## Exercise brief
Tally the lines that include "무엇입니까". Output the number only.

·····

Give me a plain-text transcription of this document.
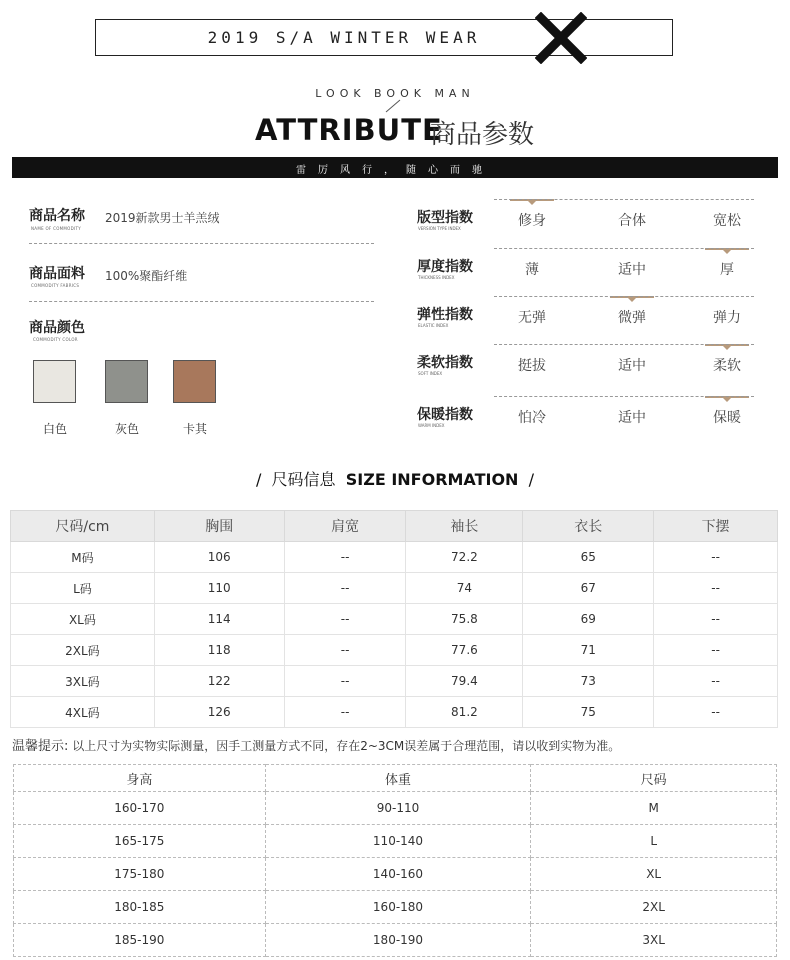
2019 S/A WINTER WEAR
LOOK BOOK MAN
ATTRIBUTE
商品参数
雷厉风行，随心而驰
商品名称
NAME OF COMMODITY
2019新款男士羊羔绒
商品面料
COMMODITY FABRICS
100%聚酯纤维
商品颜色
COMMODITY COLOR
白色	灰色	卡其
版型指数
VERSION TYPE INDEX	修身	合体	宽松
厚度指数
THICKNESS INDEX	薄	适中	厚
弹性指数
ELASTIC INDEX	无弹	微弹	弹力
柔软指数
SOFT INDEX	挺拔	适中	柔软
保暖指数
WARM INDEX	怕冷	适中	保暖
/ 尺码信息 SIZE INFORMATION /
尺码/cm	胸围	肩宽	袖长	衣长	下摆
M码	106	--	72.2	65	--
L码	110	--	74	67	--
XL码	114	--	75.8	69	--
2XL码	118	--	77.6	71	--
3XL码	122	--	79.4	73	--
4XL码	126	--	81.2	75	--
温馨提示: 以上尺寸为实物实际测量，因手工测量方式不同，存在2~3CM误差属于合理范围，请以收到实物为准。
身高	体重	尺码
160-170	90-110	M
165-175	110-140	L
175-180	140-160	XL
180-185	160-180	2XL
185-190	180-190	3XL
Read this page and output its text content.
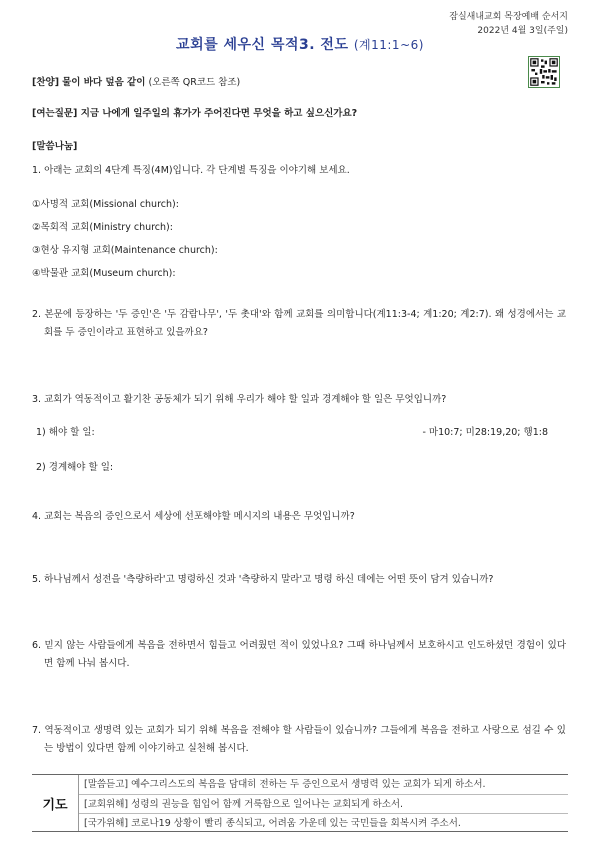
잠실새내교회 목장예배 순서지
2022년 4월 3일(주일)
교회를 세우신 목적3. 전도 (계11:1~6)
[찬양] 물이 바다 덮음 같이 (오른쪽 QR코드 참조)
[여는질문] 지금 나에게 일주일의 휴가가 주어진다면 무엇을 하고 싶으신가요?
[말씀나눔]
1. 아래는 교회의 4단계 특징(4M)입니다. 각 단계별 특징을 이야기해 보세요.
①사명적 교회(Missional church):
②목회적 교회(Ministry church):
③현상 유지형 교회(Maintenance church):
④박물관 교회(Museum church):
2. 본문에 등장하는 '두 증인'은 '두 감람나무', '두 촛대'와 함께 교회를 의미합니다(계11:3-4; 계1:20; 계2:7). 왜 성경에서는 교회를 두 증인이라고 표현하고 있을까요?
3. 교회가 역동적이고 활기찬 공동체가 되기 위해 우리가 해야 할 일과 경계해야 할 일은 무엇입니까?
1) 해야 할 일:	- 마10:7; 미28:19,20; 행1:8
2) 경계해야 할 일:
4. 교회는 복음의 증인으로서 세상에 선포해야할 메시지의 내용은 무엇입니까?
5. 하나님께서 성전을 '측량하라'고 명령하신 것과 '측량하지 말라'고 명령 하신 데에는 어떤 뜻이 담겨 있습니까?
6. 믿지 않는 사람들에게 복음을 전하면서 힘들고 어려웠던 적이 있었나요? 그때 하나님께서 보호하시고 인도하셨던 경험이 있다면 함께 나눠 봅시다.
7. 역동적이고 생명력 있는 교회가 되기 위해 복음을 전해야 할 사람들이 있습니까? 그들에게 복음을 전하고 사랑으로 섬길 수 있는 방법이 있다면 함께 이야기하고 실천해 봅시다.
기도
[말씀듣고] 예수그리스도의 복음을 담대히 전하는 두 증인으로서 생명력 있는 교회가 되게 하소서.
[교회위해] 성령의 권능을 힘입어 함께 거룩함으로 일어나는 교회되게 하소서.
[국가위해] 코로나19 상황이 빨리 종식되고, 어려움 가운데 있는 국민들을 회복시켜 주소서.
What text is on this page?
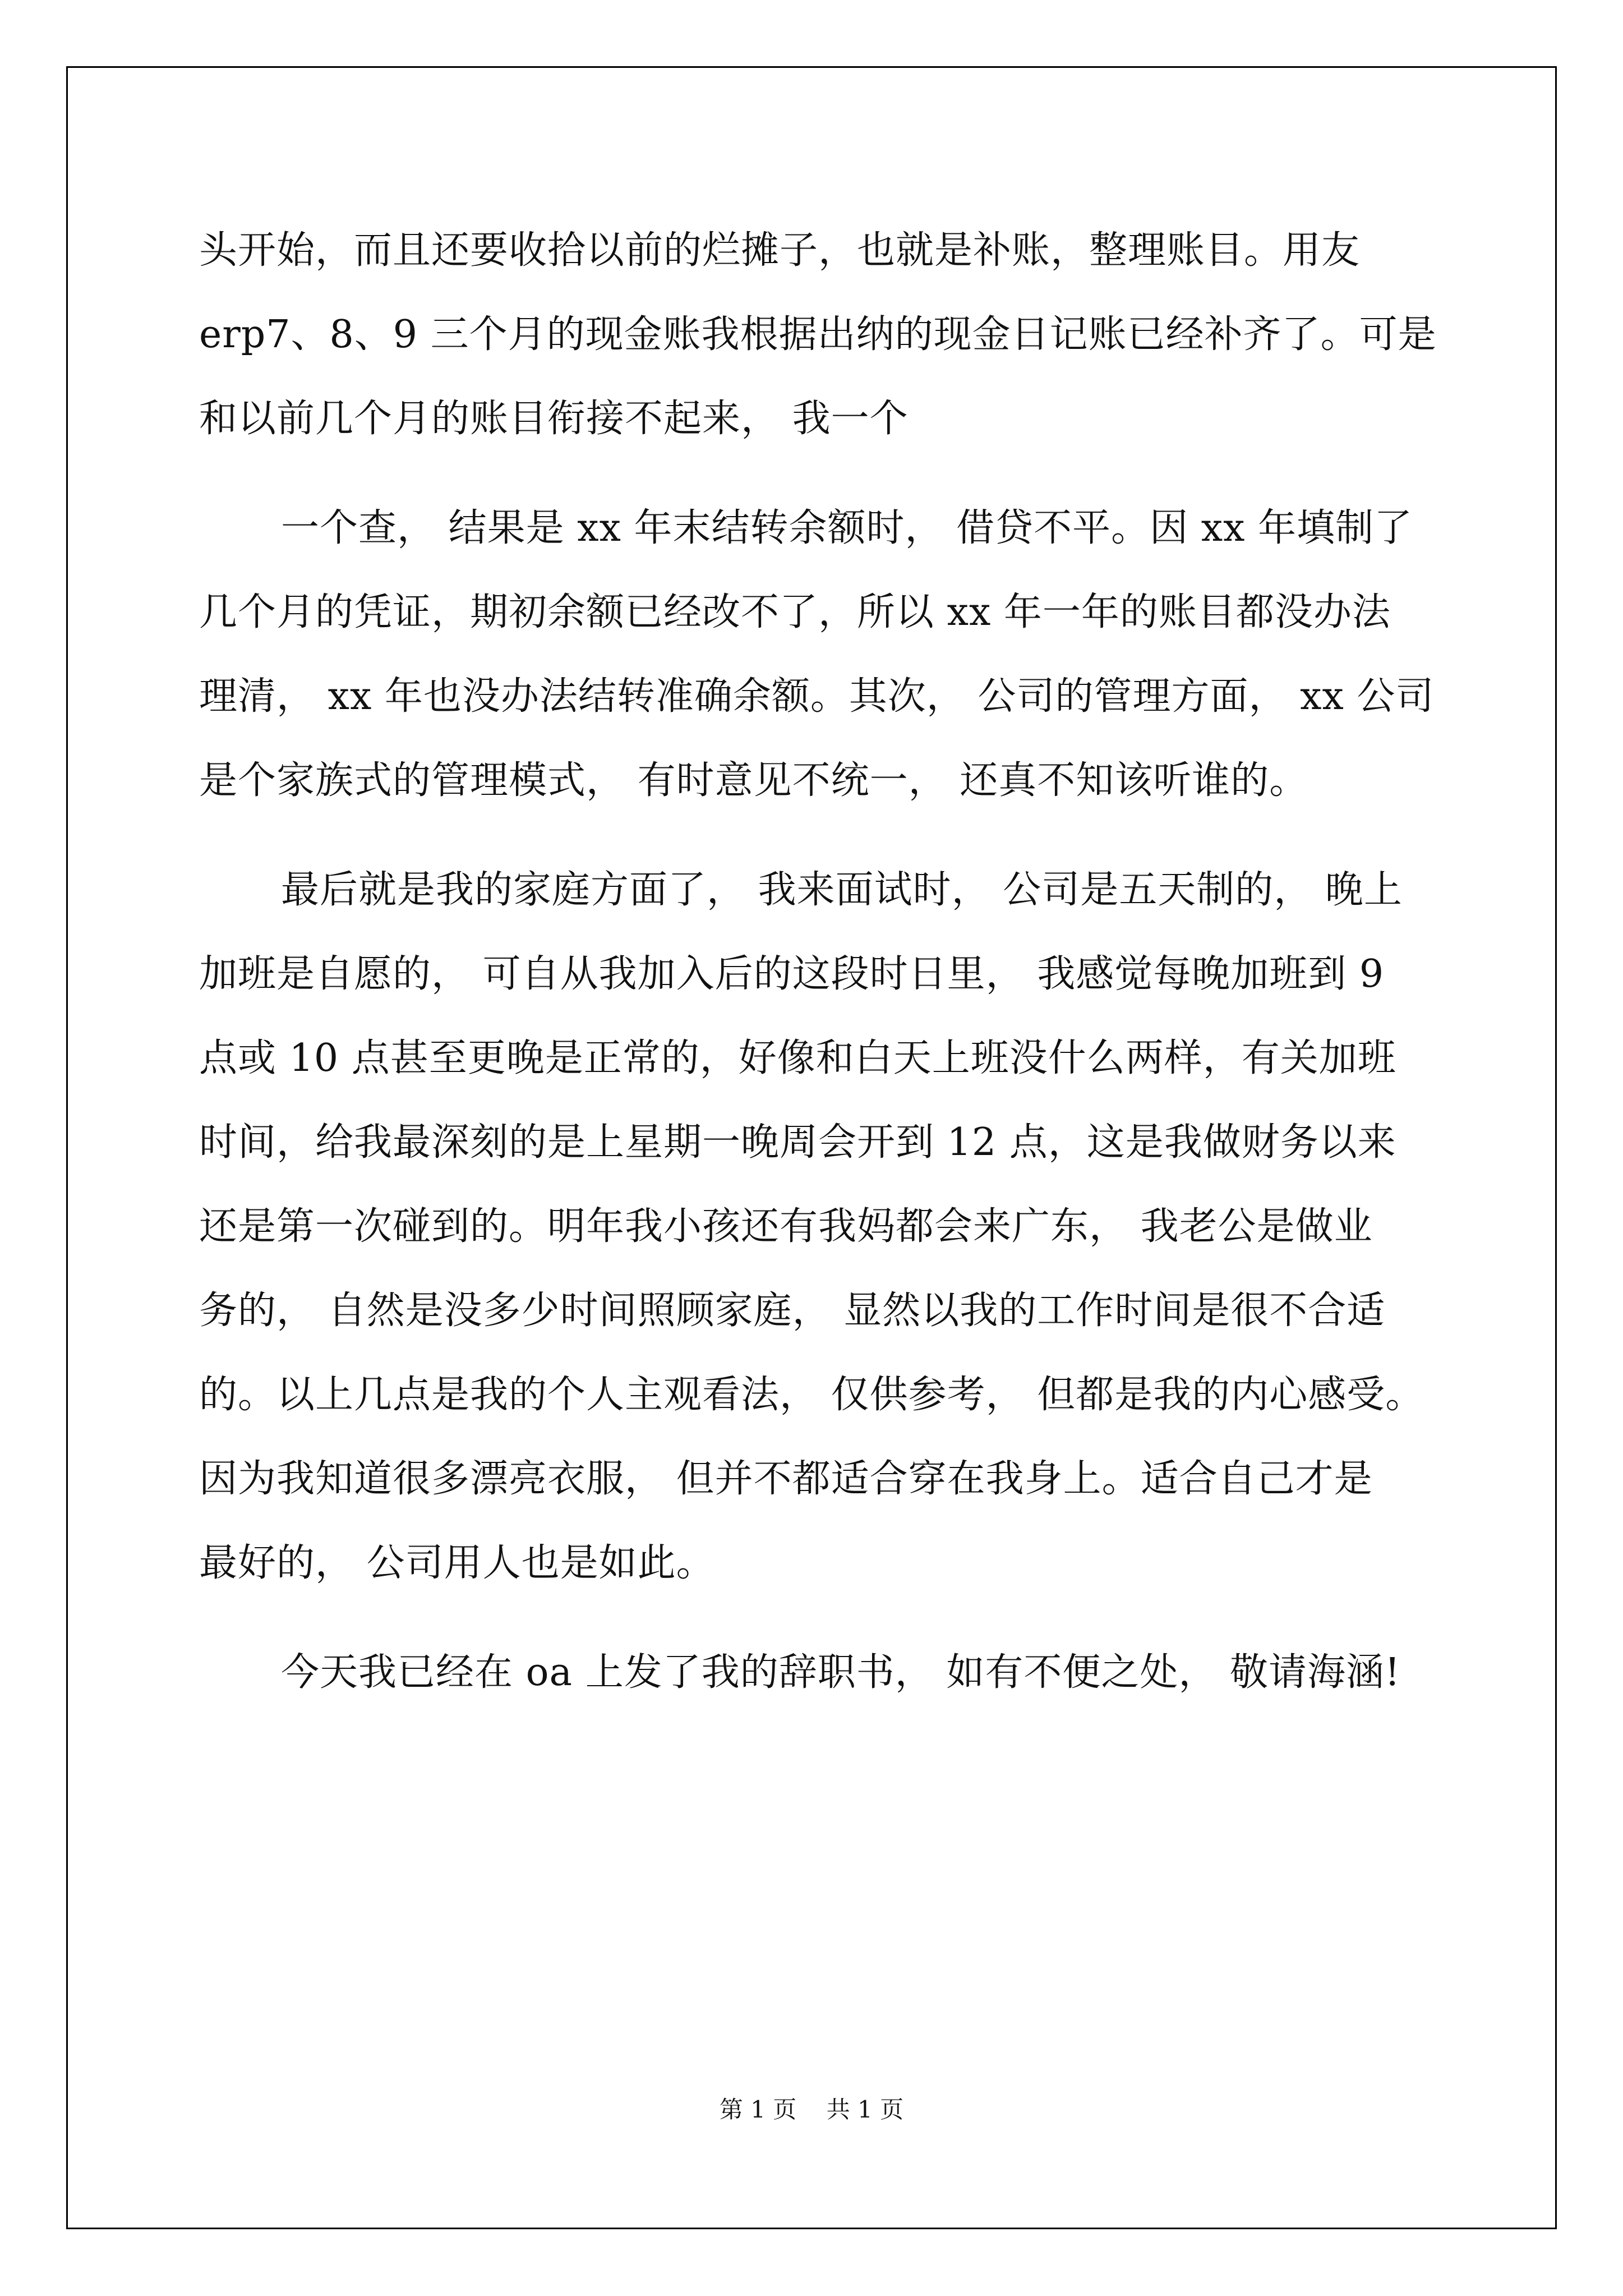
头开始，而且还要收拾以前的烂摊子，也就是补账，整理账目。用友
erp7、8、9 三个月的现金账我根据出纳的现金日记账已经补齐了。可是
和以前几个月的账目衔接不起来， 我一个
一个查， 结果是 xx 年末结转余额时， 借贷不平。因 xx 年填制了
几个月的凭证，期初余额已经改不了，所以 xx 年一年的账目都没办法
理清， xx 年也没办法结转准确余额。其次， 公司的管理方面， xx 公司
是个家族式的管理模式， 有时意见不统一， 还真不知该听谁的。
最后就是我的家庭方面了， 我来面试时， 公司是五天制的， 晚上
加班是自愿的， 可自从我加入后的这段时日里， 我感觉每晚加班到 9
点或 10 点甚至更晚是正常的，好像和白天上班没什么两样，有关加班
时间，给我最深刻的是上星期一晚周会开到 12 点，这是我做财务以来
还是第一次碰到的。明年我小孩还有我妈都会来广东， 我老公是做业
务的， 自然是没多少时间照顾家庭， 显然以我的工作时间是很不合适
的。以上几点是我的个人主观看法， 仅供参考， 但都是我的内心感受。
因为我知道很多漂亮衣服， 但并不都适合穿在我身上。适合自己才是
最好的， 公司用人也是如此。
今天我已经在 oa 上发了我的辞职书， 如有不便之处， 敬请海涵!
第 1 页    共 1 页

·····

## Finished exercise
2